Element and coordinate records
━━━━━━━━━━
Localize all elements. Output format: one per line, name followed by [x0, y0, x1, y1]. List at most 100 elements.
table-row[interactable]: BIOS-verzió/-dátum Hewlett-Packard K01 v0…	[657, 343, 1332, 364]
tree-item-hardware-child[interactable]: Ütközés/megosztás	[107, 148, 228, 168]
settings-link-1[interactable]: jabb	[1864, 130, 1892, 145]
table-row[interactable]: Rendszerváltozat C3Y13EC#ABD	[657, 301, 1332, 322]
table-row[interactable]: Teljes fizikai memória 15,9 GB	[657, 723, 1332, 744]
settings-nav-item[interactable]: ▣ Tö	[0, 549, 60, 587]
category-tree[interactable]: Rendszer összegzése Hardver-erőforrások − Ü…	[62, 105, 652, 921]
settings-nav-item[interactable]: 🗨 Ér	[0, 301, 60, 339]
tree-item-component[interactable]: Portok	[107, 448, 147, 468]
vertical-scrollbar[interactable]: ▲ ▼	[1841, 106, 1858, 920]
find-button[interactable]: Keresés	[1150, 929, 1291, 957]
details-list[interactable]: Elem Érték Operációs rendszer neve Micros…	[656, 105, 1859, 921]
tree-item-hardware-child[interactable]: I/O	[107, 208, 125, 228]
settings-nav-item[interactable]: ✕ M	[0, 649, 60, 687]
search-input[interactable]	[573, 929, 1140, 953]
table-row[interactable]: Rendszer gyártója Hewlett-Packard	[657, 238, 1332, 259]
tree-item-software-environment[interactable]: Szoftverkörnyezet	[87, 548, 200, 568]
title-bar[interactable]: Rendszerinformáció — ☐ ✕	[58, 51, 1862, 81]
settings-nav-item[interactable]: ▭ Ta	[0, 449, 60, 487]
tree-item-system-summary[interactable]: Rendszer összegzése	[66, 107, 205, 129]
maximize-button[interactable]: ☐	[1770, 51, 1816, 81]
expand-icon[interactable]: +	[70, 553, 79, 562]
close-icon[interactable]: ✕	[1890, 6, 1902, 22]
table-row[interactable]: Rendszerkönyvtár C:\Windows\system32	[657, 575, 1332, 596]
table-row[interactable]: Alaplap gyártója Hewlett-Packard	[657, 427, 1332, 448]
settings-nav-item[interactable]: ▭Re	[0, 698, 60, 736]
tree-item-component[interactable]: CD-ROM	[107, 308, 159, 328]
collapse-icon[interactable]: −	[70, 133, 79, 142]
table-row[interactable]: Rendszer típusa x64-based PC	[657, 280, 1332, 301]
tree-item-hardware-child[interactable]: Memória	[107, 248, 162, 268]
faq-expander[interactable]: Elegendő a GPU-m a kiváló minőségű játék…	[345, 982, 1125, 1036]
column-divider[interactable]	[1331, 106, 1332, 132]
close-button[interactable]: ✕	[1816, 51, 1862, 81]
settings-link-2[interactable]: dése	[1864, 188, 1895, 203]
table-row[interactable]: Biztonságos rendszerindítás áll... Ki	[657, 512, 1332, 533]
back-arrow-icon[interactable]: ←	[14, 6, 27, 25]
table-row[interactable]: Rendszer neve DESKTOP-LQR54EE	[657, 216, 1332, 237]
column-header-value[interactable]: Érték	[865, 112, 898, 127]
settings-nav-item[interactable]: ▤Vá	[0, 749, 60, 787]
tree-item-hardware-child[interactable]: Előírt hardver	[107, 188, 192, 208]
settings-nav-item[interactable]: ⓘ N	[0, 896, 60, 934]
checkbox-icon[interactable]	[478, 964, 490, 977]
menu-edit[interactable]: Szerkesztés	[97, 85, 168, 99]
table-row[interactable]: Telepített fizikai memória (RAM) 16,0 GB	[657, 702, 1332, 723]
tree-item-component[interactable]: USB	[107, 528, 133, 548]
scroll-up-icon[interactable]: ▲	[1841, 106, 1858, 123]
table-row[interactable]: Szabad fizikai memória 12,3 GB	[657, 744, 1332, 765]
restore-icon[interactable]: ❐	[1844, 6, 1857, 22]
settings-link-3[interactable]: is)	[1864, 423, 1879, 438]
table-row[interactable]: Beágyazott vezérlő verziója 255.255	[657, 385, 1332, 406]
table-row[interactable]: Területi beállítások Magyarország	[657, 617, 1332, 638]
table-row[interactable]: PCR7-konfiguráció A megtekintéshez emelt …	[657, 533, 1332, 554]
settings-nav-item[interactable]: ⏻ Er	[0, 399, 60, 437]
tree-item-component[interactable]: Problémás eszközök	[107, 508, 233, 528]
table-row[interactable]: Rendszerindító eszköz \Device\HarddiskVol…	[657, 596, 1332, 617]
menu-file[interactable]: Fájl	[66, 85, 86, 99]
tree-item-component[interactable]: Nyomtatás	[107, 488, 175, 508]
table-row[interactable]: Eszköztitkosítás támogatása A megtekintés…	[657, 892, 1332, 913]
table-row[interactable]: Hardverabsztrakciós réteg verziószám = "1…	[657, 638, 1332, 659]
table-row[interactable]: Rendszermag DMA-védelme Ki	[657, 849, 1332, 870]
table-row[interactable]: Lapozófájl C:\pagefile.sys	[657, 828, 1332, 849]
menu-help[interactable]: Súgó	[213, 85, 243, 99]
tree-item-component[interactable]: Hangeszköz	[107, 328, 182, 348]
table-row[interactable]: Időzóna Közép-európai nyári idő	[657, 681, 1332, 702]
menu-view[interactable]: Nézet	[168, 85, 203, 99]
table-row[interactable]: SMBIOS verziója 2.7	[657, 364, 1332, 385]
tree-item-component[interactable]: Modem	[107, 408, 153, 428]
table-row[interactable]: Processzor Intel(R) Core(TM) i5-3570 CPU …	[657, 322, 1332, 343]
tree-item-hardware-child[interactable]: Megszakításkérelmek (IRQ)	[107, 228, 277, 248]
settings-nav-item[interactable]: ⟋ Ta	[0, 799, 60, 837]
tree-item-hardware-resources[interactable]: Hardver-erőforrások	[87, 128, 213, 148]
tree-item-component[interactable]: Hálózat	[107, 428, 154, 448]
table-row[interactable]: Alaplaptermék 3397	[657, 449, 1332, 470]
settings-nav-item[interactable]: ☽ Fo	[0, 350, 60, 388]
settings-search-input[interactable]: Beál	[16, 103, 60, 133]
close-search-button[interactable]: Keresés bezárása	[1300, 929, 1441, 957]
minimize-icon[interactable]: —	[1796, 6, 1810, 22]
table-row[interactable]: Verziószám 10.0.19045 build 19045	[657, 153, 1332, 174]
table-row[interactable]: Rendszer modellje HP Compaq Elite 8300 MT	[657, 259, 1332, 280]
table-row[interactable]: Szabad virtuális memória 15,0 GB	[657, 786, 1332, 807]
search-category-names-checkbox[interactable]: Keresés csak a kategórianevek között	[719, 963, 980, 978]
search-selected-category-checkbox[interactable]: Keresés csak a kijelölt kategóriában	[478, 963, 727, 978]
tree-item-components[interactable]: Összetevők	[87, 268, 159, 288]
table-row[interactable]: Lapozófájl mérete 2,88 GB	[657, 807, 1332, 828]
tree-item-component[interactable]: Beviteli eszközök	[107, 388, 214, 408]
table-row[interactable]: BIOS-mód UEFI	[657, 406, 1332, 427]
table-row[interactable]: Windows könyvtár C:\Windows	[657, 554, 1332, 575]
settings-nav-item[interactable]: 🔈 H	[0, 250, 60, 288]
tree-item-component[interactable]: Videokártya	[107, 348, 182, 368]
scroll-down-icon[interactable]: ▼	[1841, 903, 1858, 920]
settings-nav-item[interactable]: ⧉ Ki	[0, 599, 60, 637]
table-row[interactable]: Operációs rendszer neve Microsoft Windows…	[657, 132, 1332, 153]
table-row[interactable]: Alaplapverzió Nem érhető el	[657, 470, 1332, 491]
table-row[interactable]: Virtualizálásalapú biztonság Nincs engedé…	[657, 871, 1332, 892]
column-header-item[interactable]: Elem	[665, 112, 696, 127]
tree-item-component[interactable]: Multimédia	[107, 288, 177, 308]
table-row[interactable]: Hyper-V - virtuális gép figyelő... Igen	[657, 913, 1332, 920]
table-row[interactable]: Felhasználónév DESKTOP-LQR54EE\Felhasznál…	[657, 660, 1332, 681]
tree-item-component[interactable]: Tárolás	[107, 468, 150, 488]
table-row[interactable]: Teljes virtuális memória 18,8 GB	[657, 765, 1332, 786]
━━━━━━━━━━
YOUR GOAL:
Quote the stretch from the first line through the line containing "130, 1892, 145]", without changing a character.

THE COMPLETED TASK:
Localize all elements. Output format: one per line, name followed by [x0, y0, x1, y1]. List at most 100 elements.
table-row[interactable]: BIOS-verzió/-dátum Hewlett-Packard K01 v0…	[657, 343, 1332, 364]
tree-item-hardware-child[interactable]: Ütközés/megosztás	[107, 148, 228, 168]
settings-link-1[interactable]: jabb	[1864, 130, 1892, 145]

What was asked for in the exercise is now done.